Scan the entries below and count the lines holding the string "assume". Supply only the number.

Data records
══════════

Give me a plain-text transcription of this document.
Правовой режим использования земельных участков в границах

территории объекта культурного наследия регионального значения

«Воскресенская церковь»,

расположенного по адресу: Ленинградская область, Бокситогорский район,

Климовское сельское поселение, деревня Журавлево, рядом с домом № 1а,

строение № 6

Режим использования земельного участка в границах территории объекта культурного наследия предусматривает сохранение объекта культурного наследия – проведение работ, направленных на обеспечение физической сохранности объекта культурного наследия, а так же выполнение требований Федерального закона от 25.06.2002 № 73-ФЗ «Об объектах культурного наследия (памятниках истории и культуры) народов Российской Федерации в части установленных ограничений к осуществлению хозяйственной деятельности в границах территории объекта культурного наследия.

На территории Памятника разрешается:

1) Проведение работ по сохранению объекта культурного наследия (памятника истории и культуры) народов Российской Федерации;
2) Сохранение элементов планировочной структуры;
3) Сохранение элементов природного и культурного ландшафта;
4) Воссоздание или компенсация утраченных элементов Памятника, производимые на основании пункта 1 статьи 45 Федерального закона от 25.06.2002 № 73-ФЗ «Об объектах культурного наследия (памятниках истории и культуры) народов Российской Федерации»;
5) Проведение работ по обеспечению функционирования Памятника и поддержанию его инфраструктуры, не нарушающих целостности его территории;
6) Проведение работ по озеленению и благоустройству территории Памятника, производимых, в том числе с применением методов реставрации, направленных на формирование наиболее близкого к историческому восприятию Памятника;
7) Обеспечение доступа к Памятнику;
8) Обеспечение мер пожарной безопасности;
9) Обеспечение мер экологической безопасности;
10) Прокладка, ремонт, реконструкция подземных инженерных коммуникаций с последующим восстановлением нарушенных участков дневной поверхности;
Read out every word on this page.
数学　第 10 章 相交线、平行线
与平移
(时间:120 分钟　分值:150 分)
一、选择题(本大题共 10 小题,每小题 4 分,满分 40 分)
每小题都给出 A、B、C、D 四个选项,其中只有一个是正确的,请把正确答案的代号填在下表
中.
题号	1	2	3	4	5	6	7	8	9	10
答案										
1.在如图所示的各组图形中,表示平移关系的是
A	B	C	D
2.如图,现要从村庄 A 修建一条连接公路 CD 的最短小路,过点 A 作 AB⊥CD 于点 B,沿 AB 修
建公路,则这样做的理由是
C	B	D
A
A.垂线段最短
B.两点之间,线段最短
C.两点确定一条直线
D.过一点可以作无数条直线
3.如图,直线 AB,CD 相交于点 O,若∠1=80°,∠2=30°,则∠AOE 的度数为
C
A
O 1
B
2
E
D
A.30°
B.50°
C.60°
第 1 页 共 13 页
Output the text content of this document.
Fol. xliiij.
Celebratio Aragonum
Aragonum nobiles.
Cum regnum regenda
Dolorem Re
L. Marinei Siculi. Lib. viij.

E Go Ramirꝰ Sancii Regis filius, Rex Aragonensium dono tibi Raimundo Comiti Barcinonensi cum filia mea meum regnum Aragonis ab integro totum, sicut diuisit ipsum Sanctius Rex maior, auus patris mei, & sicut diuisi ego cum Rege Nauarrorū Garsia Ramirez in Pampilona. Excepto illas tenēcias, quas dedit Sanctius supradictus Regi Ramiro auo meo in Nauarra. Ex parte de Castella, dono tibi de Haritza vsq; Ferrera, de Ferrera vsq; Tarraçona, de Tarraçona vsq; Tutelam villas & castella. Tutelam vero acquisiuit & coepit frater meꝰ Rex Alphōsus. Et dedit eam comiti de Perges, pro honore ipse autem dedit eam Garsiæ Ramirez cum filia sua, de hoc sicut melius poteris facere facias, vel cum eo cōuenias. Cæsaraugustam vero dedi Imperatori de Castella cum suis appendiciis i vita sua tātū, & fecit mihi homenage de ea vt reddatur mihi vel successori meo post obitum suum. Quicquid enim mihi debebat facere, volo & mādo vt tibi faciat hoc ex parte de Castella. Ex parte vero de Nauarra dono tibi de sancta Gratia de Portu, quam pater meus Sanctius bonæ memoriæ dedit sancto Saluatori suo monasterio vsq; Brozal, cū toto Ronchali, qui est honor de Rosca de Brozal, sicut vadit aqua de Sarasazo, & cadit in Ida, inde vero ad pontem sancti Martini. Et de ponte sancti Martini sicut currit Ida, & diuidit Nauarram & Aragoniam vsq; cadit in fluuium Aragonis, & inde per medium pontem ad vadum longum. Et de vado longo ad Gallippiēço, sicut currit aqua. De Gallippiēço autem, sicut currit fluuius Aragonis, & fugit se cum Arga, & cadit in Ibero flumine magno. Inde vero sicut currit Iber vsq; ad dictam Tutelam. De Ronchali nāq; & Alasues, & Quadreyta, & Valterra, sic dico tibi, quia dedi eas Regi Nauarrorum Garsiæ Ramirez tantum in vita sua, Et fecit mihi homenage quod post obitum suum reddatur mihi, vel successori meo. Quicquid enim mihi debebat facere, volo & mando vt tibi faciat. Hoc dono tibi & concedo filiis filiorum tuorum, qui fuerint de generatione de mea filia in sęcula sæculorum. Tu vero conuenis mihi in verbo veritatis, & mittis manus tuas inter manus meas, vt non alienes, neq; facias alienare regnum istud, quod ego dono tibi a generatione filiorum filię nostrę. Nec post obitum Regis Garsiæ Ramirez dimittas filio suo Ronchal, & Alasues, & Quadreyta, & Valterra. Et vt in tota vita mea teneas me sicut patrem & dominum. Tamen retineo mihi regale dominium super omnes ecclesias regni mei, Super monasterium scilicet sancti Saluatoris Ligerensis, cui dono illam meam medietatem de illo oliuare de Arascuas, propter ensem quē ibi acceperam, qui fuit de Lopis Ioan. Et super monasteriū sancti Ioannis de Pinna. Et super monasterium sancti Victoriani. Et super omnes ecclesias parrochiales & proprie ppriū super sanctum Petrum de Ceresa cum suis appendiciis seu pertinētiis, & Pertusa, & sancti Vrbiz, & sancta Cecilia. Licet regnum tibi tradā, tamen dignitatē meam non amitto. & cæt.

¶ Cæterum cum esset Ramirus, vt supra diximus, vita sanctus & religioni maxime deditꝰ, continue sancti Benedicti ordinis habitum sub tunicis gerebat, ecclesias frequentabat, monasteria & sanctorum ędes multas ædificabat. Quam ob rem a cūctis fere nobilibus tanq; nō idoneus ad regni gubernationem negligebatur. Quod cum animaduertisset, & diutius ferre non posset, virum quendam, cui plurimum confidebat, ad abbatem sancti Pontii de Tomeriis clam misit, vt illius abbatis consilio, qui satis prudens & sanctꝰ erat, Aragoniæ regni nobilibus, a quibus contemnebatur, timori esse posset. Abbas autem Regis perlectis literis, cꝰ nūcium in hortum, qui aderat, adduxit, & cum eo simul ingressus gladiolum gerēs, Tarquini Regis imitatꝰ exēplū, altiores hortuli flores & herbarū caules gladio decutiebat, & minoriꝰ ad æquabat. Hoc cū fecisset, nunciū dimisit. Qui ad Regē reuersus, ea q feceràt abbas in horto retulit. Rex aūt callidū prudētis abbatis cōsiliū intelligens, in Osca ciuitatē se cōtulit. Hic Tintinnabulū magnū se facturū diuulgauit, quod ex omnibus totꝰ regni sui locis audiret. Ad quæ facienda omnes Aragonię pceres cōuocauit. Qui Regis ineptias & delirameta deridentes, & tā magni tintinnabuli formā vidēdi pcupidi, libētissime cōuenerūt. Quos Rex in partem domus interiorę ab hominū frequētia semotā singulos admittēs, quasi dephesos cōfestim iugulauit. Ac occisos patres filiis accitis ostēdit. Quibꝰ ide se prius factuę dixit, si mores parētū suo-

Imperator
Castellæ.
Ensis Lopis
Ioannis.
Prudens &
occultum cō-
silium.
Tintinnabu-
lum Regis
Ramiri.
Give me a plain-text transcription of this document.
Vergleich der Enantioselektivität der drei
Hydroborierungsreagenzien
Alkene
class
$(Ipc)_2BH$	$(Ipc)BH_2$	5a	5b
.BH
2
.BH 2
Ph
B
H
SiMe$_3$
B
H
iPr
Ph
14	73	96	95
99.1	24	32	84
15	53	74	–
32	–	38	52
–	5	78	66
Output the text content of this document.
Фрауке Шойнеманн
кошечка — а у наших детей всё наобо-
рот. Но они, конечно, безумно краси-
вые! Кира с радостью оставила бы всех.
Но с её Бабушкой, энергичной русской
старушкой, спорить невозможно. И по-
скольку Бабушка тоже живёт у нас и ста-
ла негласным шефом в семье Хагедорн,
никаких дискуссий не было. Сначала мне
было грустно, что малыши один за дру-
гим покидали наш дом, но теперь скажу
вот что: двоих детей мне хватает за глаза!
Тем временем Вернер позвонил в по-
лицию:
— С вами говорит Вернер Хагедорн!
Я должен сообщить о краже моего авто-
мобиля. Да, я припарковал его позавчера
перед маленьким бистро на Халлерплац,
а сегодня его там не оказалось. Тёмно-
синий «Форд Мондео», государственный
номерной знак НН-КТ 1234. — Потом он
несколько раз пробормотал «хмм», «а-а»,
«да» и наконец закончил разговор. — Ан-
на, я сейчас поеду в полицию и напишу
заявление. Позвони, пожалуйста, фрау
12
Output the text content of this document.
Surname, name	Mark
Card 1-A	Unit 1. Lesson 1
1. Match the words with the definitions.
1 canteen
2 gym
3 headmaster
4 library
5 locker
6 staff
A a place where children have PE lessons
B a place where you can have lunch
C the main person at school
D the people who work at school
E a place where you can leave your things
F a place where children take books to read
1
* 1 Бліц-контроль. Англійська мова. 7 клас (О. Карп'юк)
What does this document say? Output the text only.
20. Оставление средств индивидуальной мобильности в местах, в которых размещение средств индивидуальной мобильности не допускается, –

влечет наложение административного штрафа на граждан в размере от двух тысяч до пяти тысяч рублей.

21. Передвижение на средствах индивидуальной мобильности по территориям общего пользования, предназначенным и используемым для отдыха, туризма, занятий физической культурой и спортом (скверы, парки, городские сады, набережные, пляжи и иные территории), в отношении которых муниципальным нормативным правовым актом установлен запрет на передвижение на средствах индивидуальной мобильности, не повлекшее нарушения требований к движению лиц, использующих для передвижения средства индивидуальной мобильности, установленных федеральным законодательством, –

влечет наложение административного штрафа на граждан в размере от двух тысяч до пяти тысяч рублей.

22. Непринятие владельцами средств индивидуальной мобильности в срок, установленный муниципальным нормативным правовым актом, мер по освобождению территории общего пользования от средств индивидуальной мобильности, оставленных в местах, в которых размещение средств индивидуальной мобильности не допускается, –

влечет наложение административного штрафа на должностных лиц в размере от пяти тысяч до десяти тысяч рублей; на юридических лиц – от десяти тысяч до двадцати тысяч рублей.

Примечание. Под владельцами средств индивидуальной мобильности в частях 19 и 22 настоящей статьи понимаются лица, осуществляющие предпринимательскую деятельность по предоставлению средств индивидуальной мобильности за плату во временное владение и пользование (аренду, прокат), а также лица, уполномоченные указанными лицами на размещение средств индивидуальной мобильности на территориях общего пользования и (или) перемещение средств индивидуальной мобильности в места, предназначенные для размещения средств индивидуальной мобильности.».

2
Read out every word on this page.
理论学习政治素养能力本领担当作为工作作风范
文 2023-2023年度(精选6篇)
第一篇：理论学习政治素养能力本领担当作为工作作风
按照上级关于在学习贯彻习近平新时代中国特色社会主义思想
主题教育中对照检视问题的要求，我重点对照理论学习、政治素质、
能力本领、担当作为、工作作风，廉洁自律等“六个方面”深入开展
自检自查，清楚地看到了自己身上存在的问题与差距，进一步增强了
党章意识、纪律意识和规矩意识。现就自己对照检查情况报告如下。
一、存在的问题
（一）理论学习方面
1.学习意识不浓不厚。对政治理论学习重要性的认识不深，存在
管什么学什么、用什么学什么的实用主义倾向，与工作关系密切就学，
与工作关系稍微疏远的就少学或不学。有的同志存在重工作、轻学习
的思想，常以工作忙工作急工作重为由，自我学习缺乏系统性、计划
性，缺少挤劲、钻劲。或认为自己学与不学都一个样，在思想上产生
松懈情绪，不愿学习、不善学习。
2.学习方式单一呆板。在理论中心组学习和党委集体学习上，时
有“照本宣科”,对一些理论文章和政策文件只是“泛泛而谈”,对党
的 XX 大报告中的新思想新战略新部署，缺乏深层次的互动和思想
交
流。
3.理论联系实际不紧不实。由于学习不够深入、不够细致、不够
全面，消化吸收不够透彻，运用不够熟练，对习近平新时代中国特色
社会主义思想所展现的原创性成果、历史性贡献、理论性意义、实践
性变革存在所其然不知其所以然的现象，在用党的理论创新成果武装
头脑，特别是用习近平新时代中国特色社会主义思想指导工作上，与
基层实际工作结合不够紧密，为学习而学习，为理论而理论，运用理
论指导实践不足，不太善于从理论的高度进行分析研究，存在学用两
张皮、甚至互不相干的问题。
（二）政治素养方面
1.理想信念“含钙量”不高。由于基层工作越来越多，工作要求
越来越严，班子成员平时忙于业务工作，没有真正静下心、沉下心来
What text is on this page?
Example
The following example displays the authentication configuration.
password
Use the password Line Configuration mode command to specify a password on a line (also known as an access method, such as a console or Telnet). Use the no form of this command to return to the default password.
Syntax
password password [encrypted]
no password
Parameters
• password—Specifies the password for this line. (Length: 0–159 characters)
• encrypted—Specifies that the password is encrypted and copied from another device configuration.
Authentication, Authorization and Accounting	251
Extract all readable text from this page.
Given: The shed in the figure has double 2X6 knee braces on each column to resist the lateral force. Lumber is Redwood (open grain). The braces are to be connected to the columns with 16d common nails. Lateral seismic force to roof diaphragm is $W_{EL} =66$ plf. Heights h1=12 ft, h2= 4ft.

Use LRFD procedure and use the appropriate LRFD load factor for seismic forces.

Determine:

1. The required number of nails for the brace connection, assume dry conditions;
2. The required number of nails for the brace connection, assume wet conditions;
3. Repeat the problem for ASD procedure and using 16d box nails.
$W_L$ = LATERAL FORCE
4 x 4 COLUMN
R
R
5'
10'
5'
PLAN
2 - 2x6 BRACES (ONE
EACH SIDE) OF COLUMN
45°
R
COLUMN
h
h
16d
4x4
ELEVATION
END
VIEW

══════════

→ Finished task: 2